Each line that holds the word "When" is to be identified and copied.

..............................

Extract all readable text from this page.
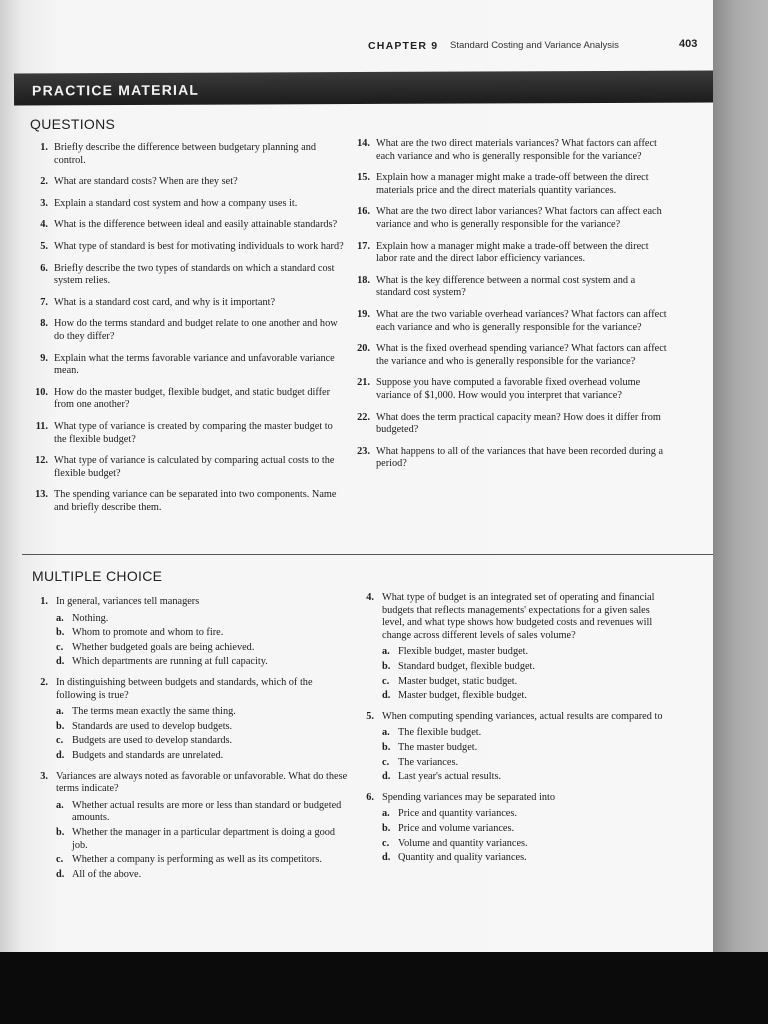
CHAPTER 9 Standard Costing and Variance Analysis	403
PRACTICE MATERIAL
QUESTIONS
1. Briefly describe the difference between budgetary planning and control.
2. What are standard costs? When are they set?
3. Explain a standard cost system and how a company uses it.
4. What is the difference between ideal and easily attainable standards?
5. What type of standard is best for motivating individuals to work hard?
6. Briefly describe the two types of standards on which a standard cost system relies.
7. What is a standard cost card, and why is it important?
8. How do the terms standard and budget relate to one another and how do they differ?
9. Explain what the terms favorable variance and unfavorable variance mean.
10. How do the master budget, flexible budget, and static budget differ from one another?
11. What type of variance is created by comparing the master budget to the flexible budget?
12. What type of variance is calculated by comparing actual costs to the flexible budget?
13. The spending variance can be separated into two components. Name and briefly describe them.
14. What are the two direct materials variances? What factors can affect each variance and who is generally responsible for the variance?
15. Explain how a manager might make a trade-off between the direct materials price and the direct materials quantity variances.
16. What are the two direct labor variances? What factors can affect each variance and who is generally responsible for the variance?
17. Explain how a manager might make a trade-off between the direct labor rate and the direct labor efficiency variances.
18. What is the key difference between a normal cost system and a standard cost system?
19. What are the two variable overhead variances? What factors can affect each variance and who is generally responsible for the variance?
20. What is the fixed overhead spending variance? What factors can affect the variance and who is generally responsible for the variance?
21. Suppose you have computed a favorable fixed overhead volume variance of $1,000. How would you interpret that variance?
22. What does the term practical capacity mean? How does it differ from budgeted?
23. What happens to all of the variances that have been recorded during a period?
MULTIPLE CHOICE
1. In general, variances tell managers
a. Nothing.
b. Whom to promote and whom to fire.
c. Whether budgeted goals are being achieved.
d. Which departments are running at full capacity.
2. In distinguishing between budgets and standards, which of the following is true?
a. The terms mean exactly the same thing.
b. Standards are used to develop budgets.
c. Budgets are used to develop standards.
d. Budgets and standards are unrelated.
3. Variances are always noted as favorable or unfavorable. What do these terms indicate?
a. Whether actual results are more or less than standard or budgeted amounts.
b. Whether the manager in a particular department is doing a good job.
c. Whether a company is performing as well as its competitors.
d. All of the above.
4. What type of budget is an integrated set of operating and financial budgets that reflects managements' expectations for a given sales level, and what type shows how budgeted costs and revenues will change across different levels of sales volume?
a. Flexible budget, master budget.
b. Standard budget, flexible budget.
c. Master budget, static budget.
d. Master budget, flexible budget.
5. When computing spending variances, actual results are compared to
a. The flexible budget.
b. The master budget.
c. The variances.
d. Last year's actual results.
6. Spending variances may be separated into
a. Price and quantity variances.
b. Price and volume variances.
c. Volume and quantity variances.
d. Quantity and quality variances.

..............................

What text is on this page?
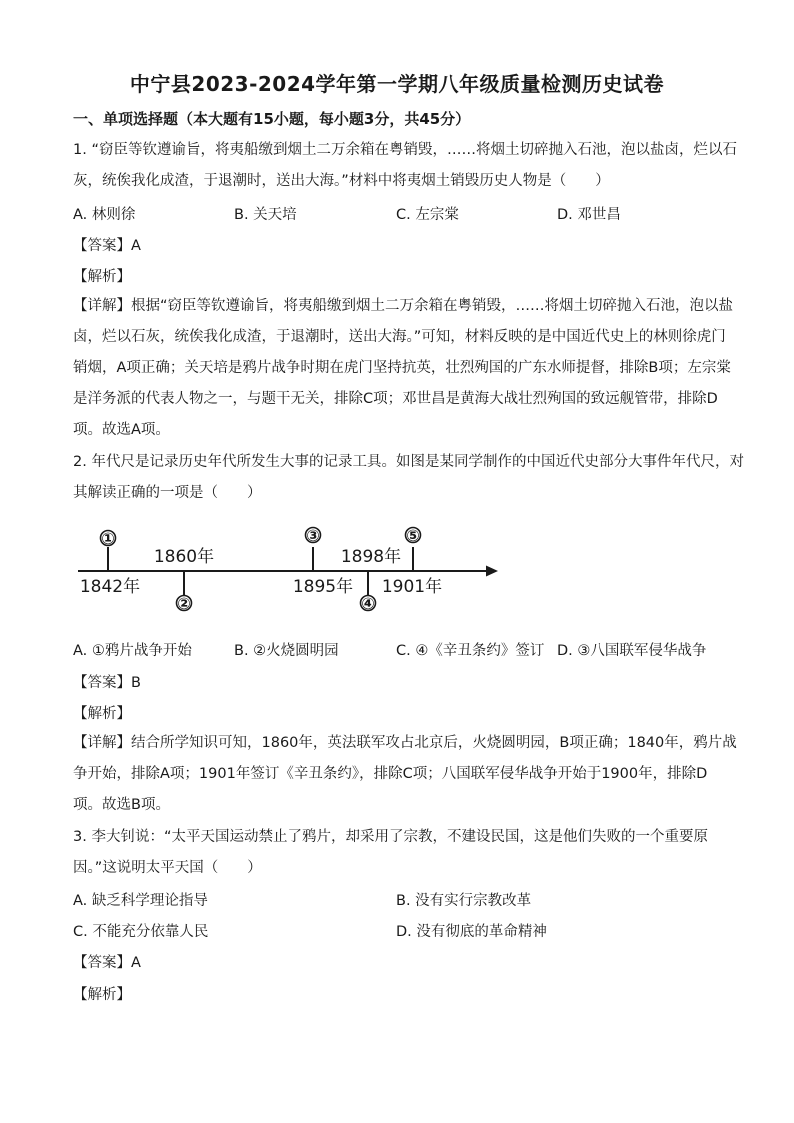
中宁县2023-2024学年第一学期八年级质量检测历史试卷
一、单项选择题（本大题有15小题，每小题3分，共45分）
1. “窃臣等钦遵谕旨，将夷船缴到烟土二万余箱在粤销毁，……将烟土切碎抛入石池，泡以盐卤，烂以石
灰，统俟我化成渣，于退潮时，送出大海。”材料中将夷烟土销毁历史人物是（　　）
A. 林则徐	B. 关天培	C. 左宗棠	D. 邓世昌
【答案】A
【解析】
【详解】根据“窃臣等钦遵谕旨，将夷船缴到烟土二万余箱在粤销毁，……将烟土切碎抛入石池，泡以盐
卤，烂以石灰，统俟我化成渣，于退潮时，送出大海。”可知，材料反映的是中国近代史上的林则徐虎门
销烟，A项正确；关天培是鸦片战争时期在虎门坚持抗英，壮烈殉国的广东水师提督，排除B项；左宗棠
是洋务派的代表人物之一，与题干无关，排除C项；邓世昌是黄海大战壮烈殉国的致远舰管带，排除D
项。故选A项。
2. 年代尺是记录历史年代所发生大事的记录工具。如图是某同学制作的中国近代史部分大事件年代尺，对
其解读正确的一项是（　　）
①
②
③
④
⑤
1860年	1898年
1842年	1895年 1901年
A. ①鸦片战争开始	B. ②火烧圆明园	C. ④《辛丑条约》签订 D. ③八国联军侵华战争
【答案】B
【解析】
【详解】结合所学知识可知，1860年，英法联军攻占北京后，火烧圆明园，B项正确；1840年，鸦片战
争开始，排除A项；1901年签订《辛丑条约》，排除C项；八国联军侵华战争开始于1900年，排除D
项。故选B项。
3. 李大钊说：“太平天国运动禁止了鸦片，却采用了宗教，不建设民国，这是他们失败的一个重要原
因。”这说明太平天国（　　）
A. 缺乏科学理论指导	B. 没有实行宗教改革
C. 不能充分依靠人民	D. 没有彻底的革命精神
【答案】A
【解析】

..............................

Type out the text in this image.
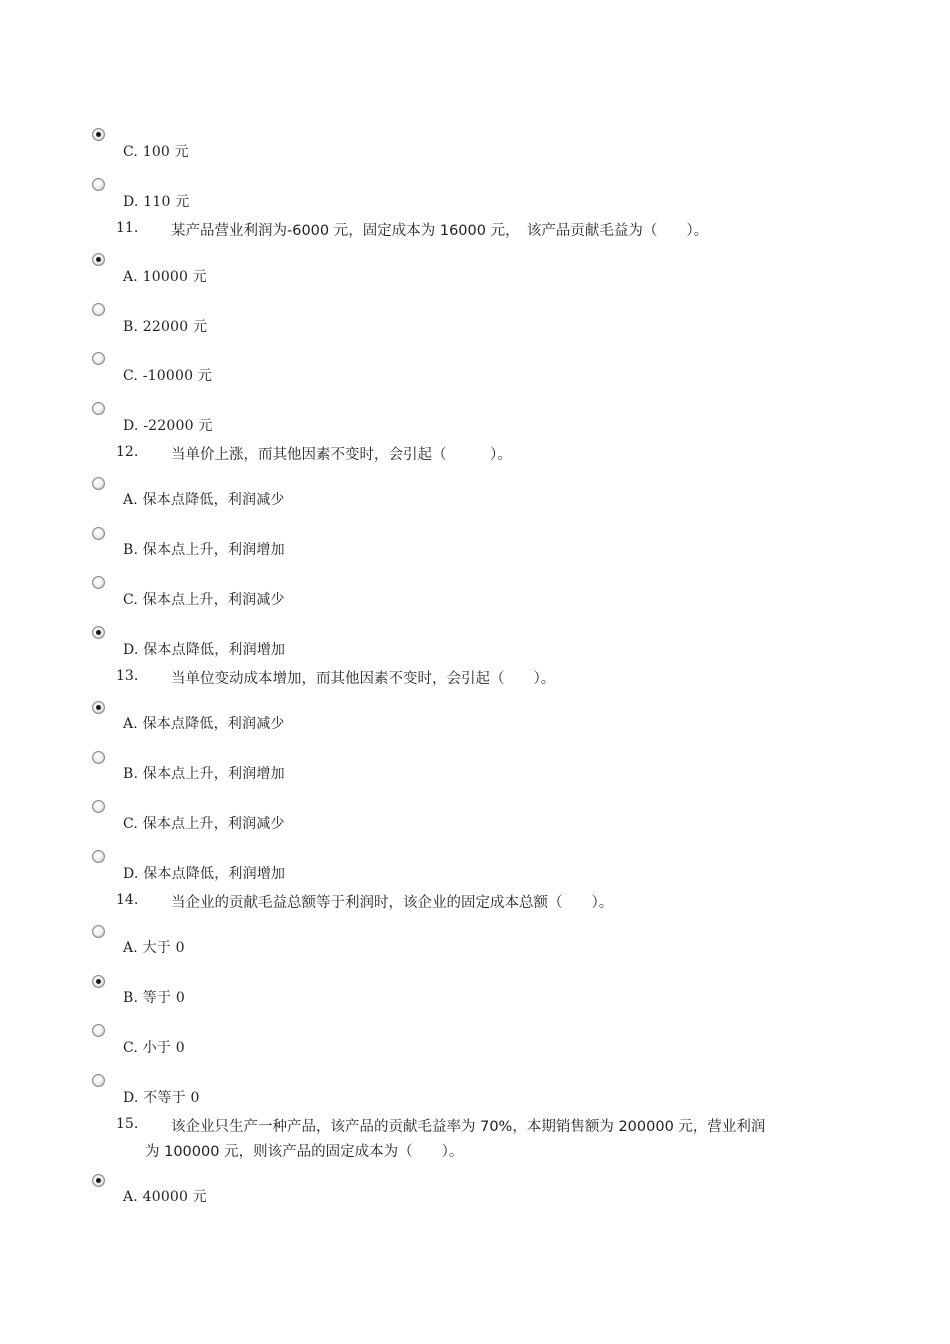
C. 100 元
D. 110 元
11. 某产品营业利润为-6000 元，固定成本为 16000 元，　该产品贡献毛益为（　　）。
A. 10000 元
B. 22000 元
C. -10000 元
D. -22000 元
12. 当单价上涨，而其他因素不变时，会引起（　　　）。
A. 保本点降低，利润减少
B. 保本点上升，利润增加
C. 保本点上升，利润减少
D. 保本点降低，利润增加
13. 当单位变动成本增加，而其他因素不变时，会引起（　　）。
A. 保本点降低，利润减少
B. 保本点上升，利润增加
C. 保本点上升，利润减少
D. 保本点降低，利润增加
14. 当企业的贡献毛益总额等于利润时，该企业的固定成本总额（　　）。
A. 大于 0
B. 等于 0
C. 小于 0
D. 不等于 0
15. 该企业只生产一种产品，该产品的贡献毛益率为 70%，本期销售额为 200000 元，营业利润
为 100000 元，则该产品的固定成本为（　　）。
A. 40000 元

..............................

§ **Complete answer**
2. What are standard costs? When are they set?
5. When computing spending variances, actual results are compared to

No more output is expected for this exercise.